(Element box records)
(begin)

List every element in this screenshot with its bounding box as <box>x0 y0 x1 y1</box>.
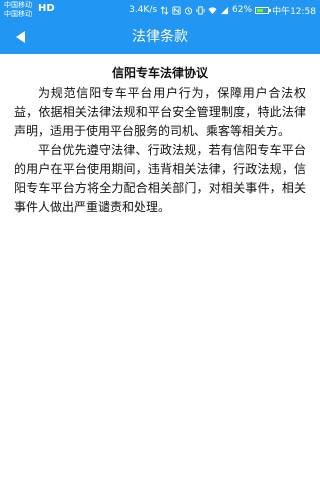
document-content: 信阳专车法律协议 为规范信阳专车平台用户行为，保障用户合法权益，依据相关法律法规… <box>14 64 306 217</box>
clock: 中午12:58 <box>272 6 316 17</box>
hd-signal-label: HD <box>38 3 55 14</box>
alarm-clock-icon <box>184 6 193 15</box>
document-paragraph: 平台优先遵守法律、行政法规，若有信阳专车平台的用户在平台使用期间，违背相关法律，… <box>14 143 306 214</box>
document-title: 信阳专车法律协议 <box>111 66 208 80</box>
battery-fill <box>257 8 264 12</box>
network-speed: 3.4K/s <box>129 5 158 15</box>
nfc-icon <box>172 5 181 15</box>
battery-percent: 62% <box>232 5 253 15</box>
page-title: 法律条款 <box>132 29 188 45</box>
document-paragraph: 为规范信阳专车平台用户行为，保障用户合法权益，依据相关法律法规和平台安全管理制度… <box>14 86 306 138</box>
carrier-name-2: 中国移动 <box>4 10 32 18</box>
status-bar: 中国移动 中国移动 HD 3.4K/s 62% 中午12:58 <box>0 0 320 20</box>
carrier-info: 中国移动 中国移动 <box>4 1 32 19</box>
wifi-icon <box>208 6 217 14</box>
battery-icon <box>255 6 272 14</box>
status-indicators: 3.4K/s 62% 中午12:58 <box>129 3 316 17</box>
vibrate-icon <box>196 5 205 15</box>
carrier-name-1: 中国移动 <box>4 1 32 9</box>
signal-strength-icon <box>220 6 229 14</box>
data-transfer-icon <box>160 5 169 15</box>
title-bar: 法律条款 <box>0 20 320 54</box>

(end)

_What is needed:_ Starting at the line that contains "document-content: 信阳专车法律协议 为规范信阳专车平台用户行为，保障用户合法权益，依据相关法律法规…" and ending with the line that contains "document-title: 信阳专车法律协议 <box>111", rewrite the material with "信阳专车法律协议" renamed to "信阳专车用户协议" and nothing else changed.

_Complete answer:_
document-content: 信阳专车用户协议 为规范信阳专车平台用户行为，保障用户合法权益，依据相关法律法规… <box>14 64 306 217</box>
clock: 中午12:58 <box>272 6 316 17</box>
hd-signal-label: HD <box>38 3 55 14</box>
alarm-clock-icon <box>184 6 193 15</box>
document-paragraph: 平台优先遵守法律、行政法规，若有信阳专车平台的用户在平台使用期间，违背相关法律，… <box>14 143 306 214</box>
document-title: 信阳专车用户协议 <box>111 66 208 80</box>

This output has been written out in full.